YOUR INSTRUCTIONS
Show each line from the listing that includes the word "icon".

THE DATA

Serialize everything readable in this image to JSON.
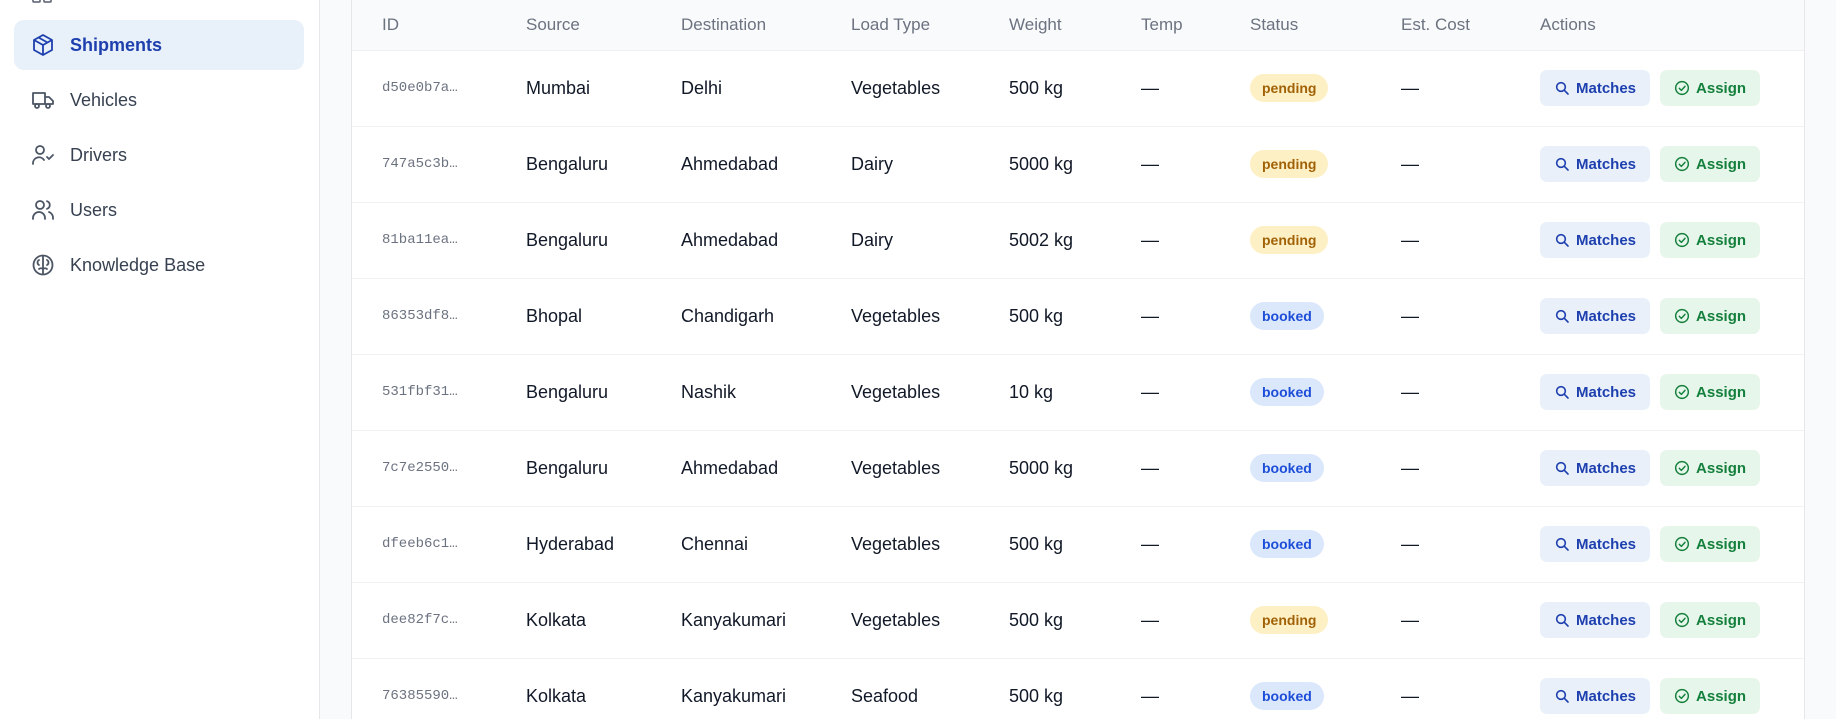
{
  "sidebar": {
    "items": [
      {
        "label": "Shipments",
        "icon": "package-icon",
        "active": true
      },
      {
        "label": "Vehicles",
        "icon": "truck-icon",
        "active": false
      },
      {
        "label": "Drivers",
        "icon": "user-check-icon",
        "active": false
      },
      {
        "label": "Users",
        "icon": "users-icon",
        "active": false
      },
      {
        "label": "Knowledge Base",
        "icon": "brain-icon",
        "active": false
      }
    ]
  },
  "table": {
    "headers": {
      "id": "ID",
      "source": "Source",
      "destination": "Destination",
      "load_type": "Load Type",
      "weight": "Weight",
      "temp": "Temp",
      "status": "Status",
      "est_cost": "Est. Cost",
      "actions": "Actions"
    },
    "matches_label": "Matches",
    "assign_label": "Assign",
    "rows": [
      {
        "id": "d50e0b7a…",
        "source": "Mumbai",
        "destination": "Delhi",
        "load_type": "Vegetables",
        "weight": "500 kg",
        "temp": "—",
        "status": "pending",
        "est_cost": "—"
      },
      {
        "id": "747a5c3b…",
        "source": "Bengaluru",
        "destination": "Ahmedabad",
        "load_type": "Dairy",
        "weight": "5000 kg",
        "temp": "—",
        "status": "pending",
        "est_cost": "—"
      },
      {
        "id": "81ba11ea…",
        "source": "Bengaluru",
        "destination": "Ahmedabad",
        "load_type": "Dairy",
        "weight": "5002 kg",
        "temp": "—",
        "status": "pending",
        "est_cost": "—"
      },
      {
        "id": "86353df8…",
        "source": "Bhopal",
        "destination": "Chandigarh",
        "load_type": "Vegetables",
        "weight": "500 kg",
        "temp": "—",
        "status": "booked",
        "est_cost": "—"
      },
      {
        "id": "531fbf31…",
        "source": "Bengaluru",
        "destination": "Nashik",
        "load_type": "Vegetables",
        "weight": "10 kg",
        "temp": "—",
        "status": "booked",
        "est_cost": "—"
      },
      {
        "id": "7c7e2550…",
        "source": "Bengaluru",
        "destination": "Ahmedabad",
        "load_type": "Vegetables",
        "weight": "5000 kg",
        "temp": "—",
        "status": "booked",
        "est_cost": "—"
      },
      {
        "id": "dfeeb6c1…",
        "source": "Hyderabad",
        "destination": "Chennai",
        "load_type": "Vegetables",
        "weight": "500 kg",
        "temp": "—",
        "status": "booked",
        "est_cost": "—"
      },
      {
        "id": "dee82f7c…",
        "source": "Kolkata",
        "destination": "Kanyakumari",
        "load_type": "Vegetables",
        "weight": "500 kg",
        "temp": "—",
        "status": "pending",
        "est_cost": "—"
      },
      {
        "id": "76385590…",
        "source": "Kolkata",
        "destination": "Kanyakumari",
        "load_type": "Seafood",
        "weight": "500 kg",
        "temp": "—",
        "status": "booked",
        "est_cost": "—"
      }
    ]
  },
  "colors": {
    "accent": "#1e40af",
    "active_nav_bg": "#e8f0fa",
    "pending_bg": "#fdf0c4",
    "pending_text": "#a16207",
    "booked_bg": "#dbe7fb",
    "booked_text": "#1d4ed8",
    "assign_text": "#15803d"
  }
}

ANSWER TO THIS PROBLEM
        "icon": "package-icon",
        "icon": "truck-icon",
        "icon": "user-check-icon",
        "icon": "users-icon",
        "icon": "brain-icon",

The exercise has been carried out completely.